DIRECTIVE
Make an exact copy of the entries below with the pictures removed.

[Extracted records]
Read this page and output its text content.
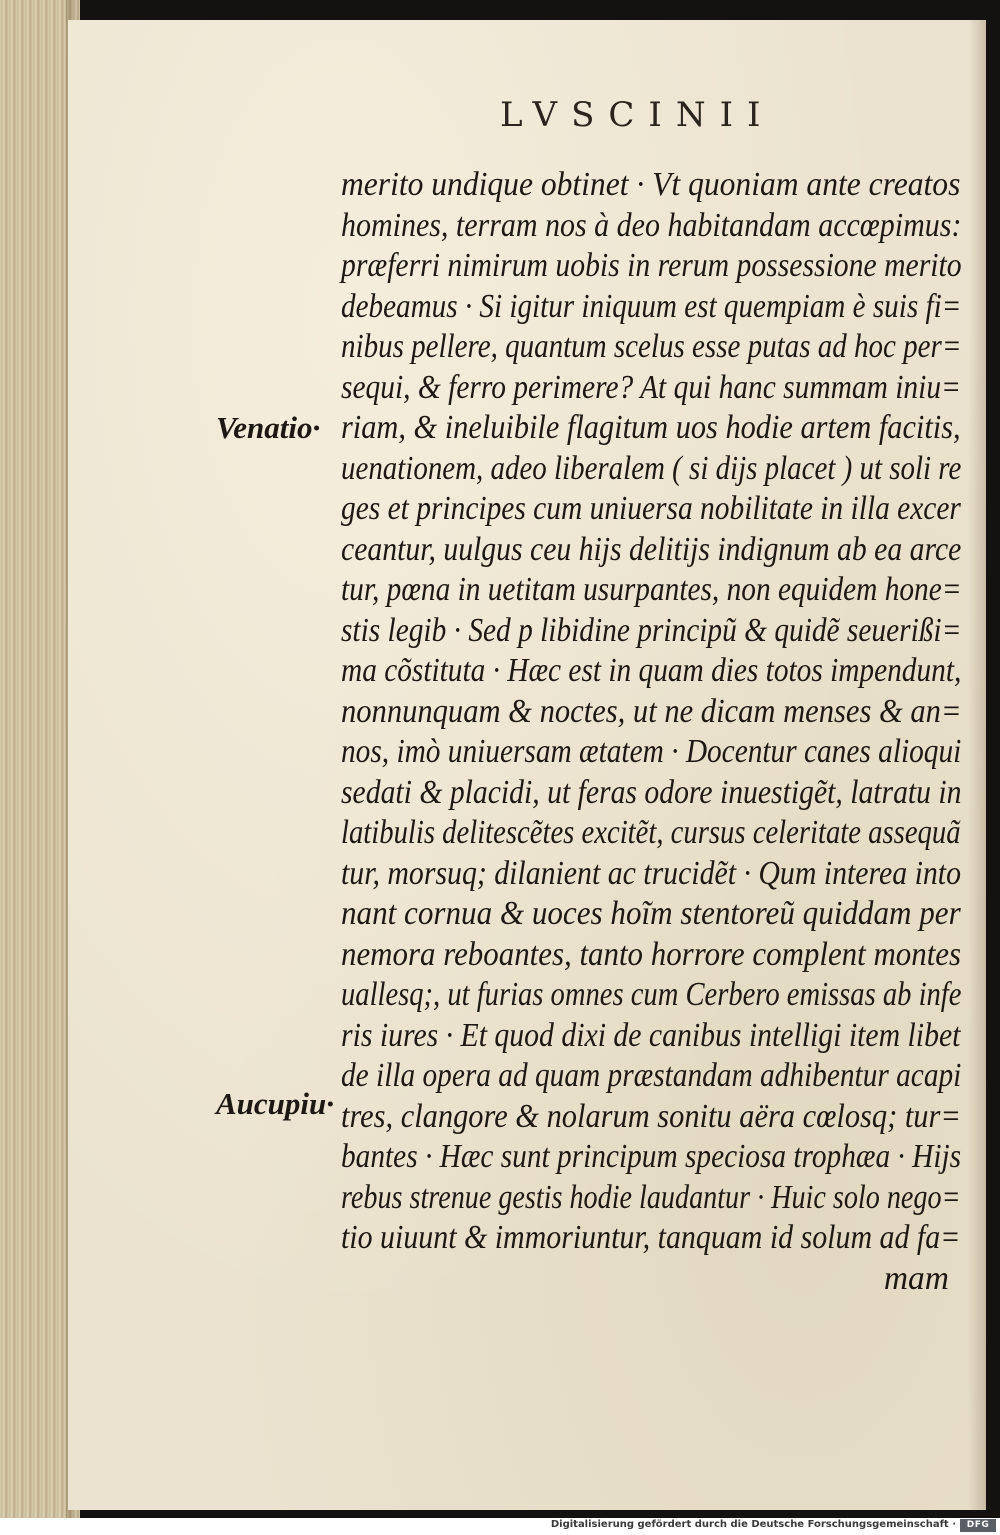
LVSCINII
Venatio·
Aucupiu·
merito undique obtinet · Vt quoniam ante creatos
homines, terram nos à deo habitandam accœpimus:
præferri nimirum uobis in rerum possessione merito
debeamus · Si igitur iniquum est quempiam è suis fi=
nibus pellere, quantum scelus esse putas ad hoc per=
sequi, & ferro perimere? At qui hanc summam iniu=
riam, & ineluibile flagitum uos hodie artem facitis,
uenationem, adeo liberalem ( si dijs placet ) ut soli re
ges et principes cum uniuersa nobilitate in illa excer
ceantur, uulgus ceu hijs delitijs indignum ab ea arce
tur, pœna in uetitam usurpantes, non equidem hone=
stis legib · Sed p libidine principũ & quidẽ seuerißi=
ma cõstituta · Hæc est in quam dies totos impendunt,
nonnunquam & noctes, ut ne dicam menses & an=
nos, imò uniuersam ætatem · Docentur canes alioqui
sedati & placidi, ut feras odore inuestigẽt, latratu in
latibulis delitescẽtes excitẽt, cursus celeritate assequã
tur, morsuq; dilanient ac trucidẽt · Qum interea into
nant cornua & uoces hoĩm stentoreũ quiddam per
nemora reboantes, tanto horrore complent montes
uallesq;, ut furias omnes cum Cerbero emissas ab infe
ris iures · Et quod dixi de canibus intelligi item libet
de illa opera ad quam præstandam adhibentur acapi
tres, clangore & nolarum sonitu aëra cœlosq; tur=
bantes · Hæc sunt principum speciosa trophæa · Hijs
rebus strenue gestis hodie laudantur · Huic solo nego=
tio uiuunt & immoriuntur, tanquam id solum ad fa=
mam
Digitalisierung gefördert durch die Deutsche Forschungsgemeinschaft ·	DFG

COMPLETE OUTPUT
Read this page and output its text content.
LVSCINII
Venatio·
Aucupiu·
merito undique obtinet · Vt quoniam ante creatos
homines, terram nos à deo habitandam accœpimus:
præferri nimirum uobis in rerum possessione merito
debeamus · Si igitur iniquum est quempiam è suis fi=
nibus pellere, quantum scelus esse putas ad hoc per=
sequi, & ferro perimere? At qui hanc summam iniu=
riam, & ineluibile flagitum uos hodie artem facitis,
uenationem, adeo liberalem ( si dijs placet ) ut soli re
ges et principes cum uniuersa nobilitate in illa excer
ceantur, uulgus ceu hijs delitijs indignum ab ea arce
tur, pœna in uetitam usurpantes, non equidem hone=
stis legib · Sed p libidine principũ & quidẽ seuerißi=
ma cõstituta · Hæc est in quam dies totos impendunt,
nonnunquam & noctes, ut ne dicam menses & an=
nos, imò uniuersam ætatem · Docentur canes alioqui
sedati & placidi, ut feras odore inuestigẽt, latratu in
latibulis delitescẽtes excitẽt, cursus celeritate assequã
tur, morsuq; dilanient ac trucidẽt · Qum interea into
nant cornua & uoces hoĩm stentoreũ quiddam per
nemora reboantes, tanto horrore complent montes
uallesq;, ut furias omnes cum Cerbero emissas ab infe
ris iures · Et quod dixi de canibus intelligi item libet
de illa opera ad quam præstandam adhibentur acapi
tres, clangore & nolarum sonitu aëra cœlosq; tur=
bantes · Hæc sunt principum speciosa trophæa · Hijs
rebus strenue gestis hodie laudantur · Huic solo nego=
tio uiuunt & immoriuntur, tanquam id solum ad fa=
mam
Digitalisierung gefördert durch die Deutsche Forschungsgemeinschaft ·	DFG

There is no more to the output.